━━━ LISTED ENTRIES

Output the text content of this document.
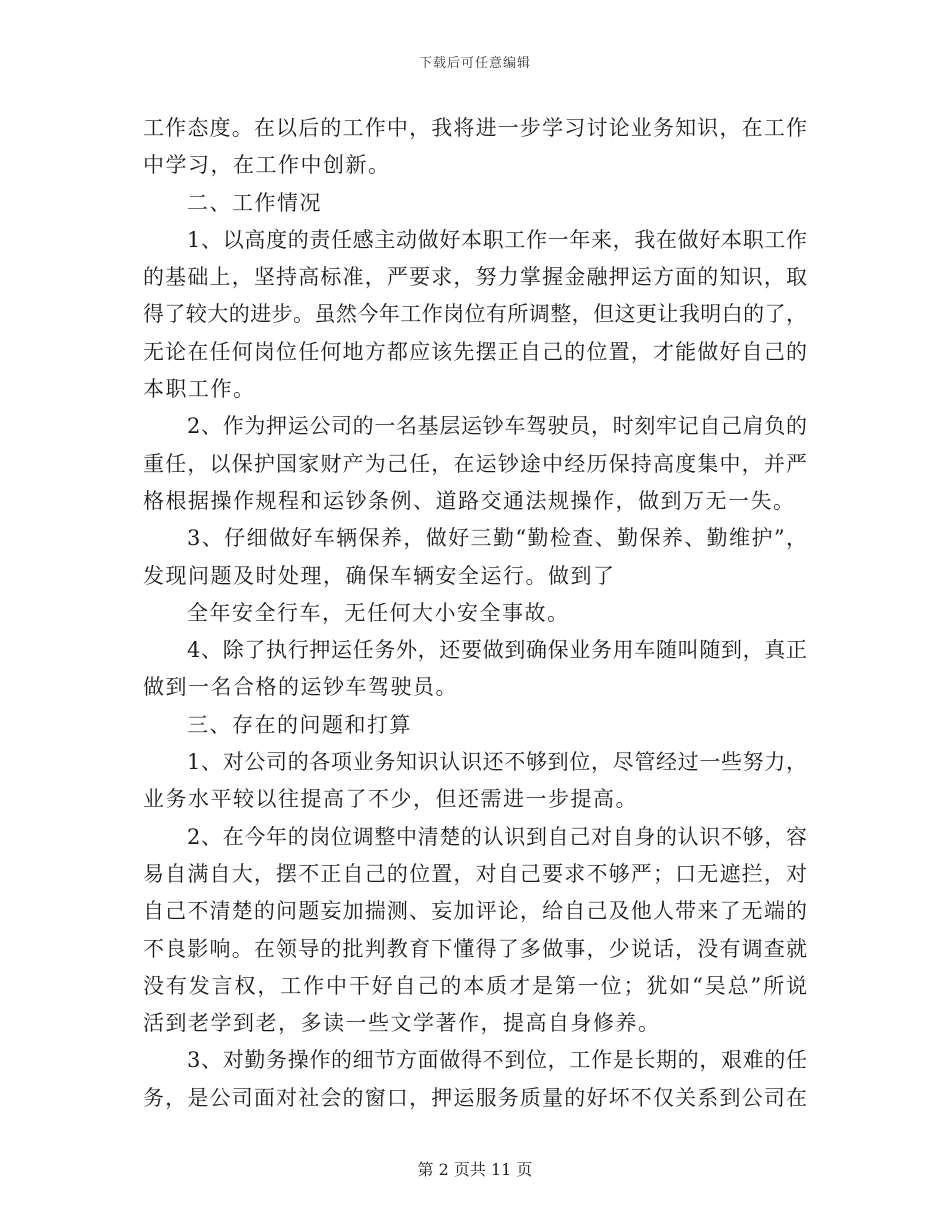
下载后可任意编辑

工作态度。在以后的工作中，我将进一步学习讨论业务知识，在工作

中学习，在工作中创新。

二、工作情况

1、以高度的责任感主动做好本职工作一年来，我在做好本职工作

的基础上，坚持高标准，严要求，努力掌握金融押运方面的知识，取

得了较大的进步。虽然今年工作岗位有所调整，但这更让我明白的了，

无论在任何岗位任何地方都应该先摆正自己的位置，才能做好自己的

本职工作。

2、作为押运公司的一名基层运钞车驾驶员，时刻牢记自己肩负的

重任，以保护国家财产为己任，在运钞途中经历保持高度集中，并严

格根据操作规程和运钞条例、道路交通法规操作，做到万无一失。

3、仔细做好车辆保养，做好三勤“勤检查、勤保养、勤维护”，

发现问题及时处理，确保车辆安全运行。做到了

全年安全行车，无任何大小安全事故。

4、除了执行押运任务外，还要做到确保业务用车随叫随到，真正

做到一名合格的运钞车驾驶员。

三、存在的问题和打算

1、对公司的各项业务知识认识还不够到位，尽管经过一些努力，

业务水平较以往提高了不少，但还需进一步提高。

2、在今年的岗位调整中清楚的认识到自己对自身的认识不够，容

易自满自大，摆不正自己的位置，对自己要求不够严；口无遮拦，对

自己不清楚的问题妄加揣测、妄加评论，给自己及他人带来了无端的

不良影响。在领导的批判教育下懂得了多做事，少说话，没有调查就

没有发言权，工作中干好自己的本质才是第一位；犹如“吴总”所说

活到老学到老，多读一些文学著作，提高自身修养。

3、对勤务操作的细节方面做得不到位，工作是长期的，艰难的任

务，是公司面对社会的窗口，押运服务质量的好坏不仅关系到公司在

第 2 页共 11 页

━━━━━━

- **WHAT THE TASK REQUIRES**
Quote the data exactly, leaving every image out of the copy.

- **WRITTEN REPLY**
Output the text content of this document.
下载后可任意编辑

工作态度。在以后的工作中，我将进一步学习讨论业务知识，在工作

中学习，在工作中创新。

二、工作情况

1、以高度的责任感主动做好本职工作一年来，我在做好本职工作

的基础上，坚持高标准，严要求，努力掌握金融押运方面的知识，取

得了较大的进步。虽然今年工作岗位有所调整，但这更让我明白的了，

无论在任何岗位任何地方都应该先摆正自己的位置，才能做好自己的

本职工作。

2、作为押运公司的一名基层运钞车驾驶员，时刻牢记自己肩负的

重任，以保护国家财产为己任，在运钞途中经历保持高度集中，并严

格根据操作规程和运钞条例、道路交通法规操作，做到万无一失。

3、仔细做好车辆保养，做好三勤“勤检查、勤保养、勤维护”，

发现问题及时处理，确保车辆安全运行。做到了

全年安全行车，无任何大小安全事故。

4、除了执行押运任务外，还要做到确保业务用车随叫随到，真正

做到一名合格的运钞车驾驶员。

三、存在的问题和打算

1、对公司的各项业务知识认识还不够到位，尽管经过一些努力，

业务水平较以往提高了不少，但还需进一步提高。

2、在今年的岗位调整中清楚的认识到自己对自身的认识不够，容

易自满自大，摆不正自己的位置，对自己要求不够严；口无遮拦，对

自己不清楚的问题妄加揣测、妄加评论，给自己及他人带来了无端的

不良影响。在领导的批判教育下懂得了多做事，少说话，没有调查就

没有发言权，工作中干好自己的本质才是第一位；犹如“吴总”所说

活到老学到老，多读一些文学著作，提高自身修养。

3、对勤务操作的细节方面做得不到位，工作是长期的，艰难的任

务，是公司面对社会的窗口，押运服务质量的好坏不仅关系到公司在

第 2 页共 11 页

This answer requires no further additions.